● **Your instructions**
Write out the entries again exactly as they are given.

● **Excerpted records**
---

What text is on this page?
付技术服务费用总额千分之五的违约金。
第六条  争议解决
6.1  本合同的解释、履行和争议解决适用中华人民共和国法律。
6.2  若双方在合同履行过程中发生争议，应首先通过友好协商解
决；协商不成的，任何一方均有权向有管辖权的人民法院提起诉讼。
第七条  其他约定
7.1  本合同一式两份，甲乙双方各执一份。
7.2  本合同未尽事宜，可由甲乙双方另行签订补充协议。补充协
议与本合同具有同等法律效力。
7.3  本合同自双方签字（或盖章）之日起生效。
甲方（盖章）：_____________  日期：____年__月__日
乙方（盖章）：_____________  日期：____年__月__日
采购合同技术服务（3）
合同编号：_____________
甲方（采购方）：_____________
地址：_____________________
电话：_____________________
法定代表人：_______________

---

● **Solution to this problem**
What text is on this page?
付技术服务费用总额千分之五的违约金。
第六条  争议解决
6.1  本合同的解释、履行和争议解决适用中华人民共和国法律。
6.2  若双方在合同履行过程中发生争议，应首先通过友好协商解
决；协商不成的，任何一方均有权向有管辖权的人民法院提起诉讼。
第七条  其他约定
7.1  本合同一式两份，甲乙双方各执一份。
7.2  本合同未尽事宜，可由甲乙双方另行签订补充协议。补充协
议与本合同具有同等法律效力。
7.3  本合同自双方签字（或盖章）之日起生效。
甲方（盖章）：_____________  日期：____年__月__日
乙方（盖章）：_____________  日期：____年__月__日
采购合同技术服务（3）
合同编号：_____________
甲方（采购方）：_____________
地址：_____________________
电话：_____________________
法定代表人：_______________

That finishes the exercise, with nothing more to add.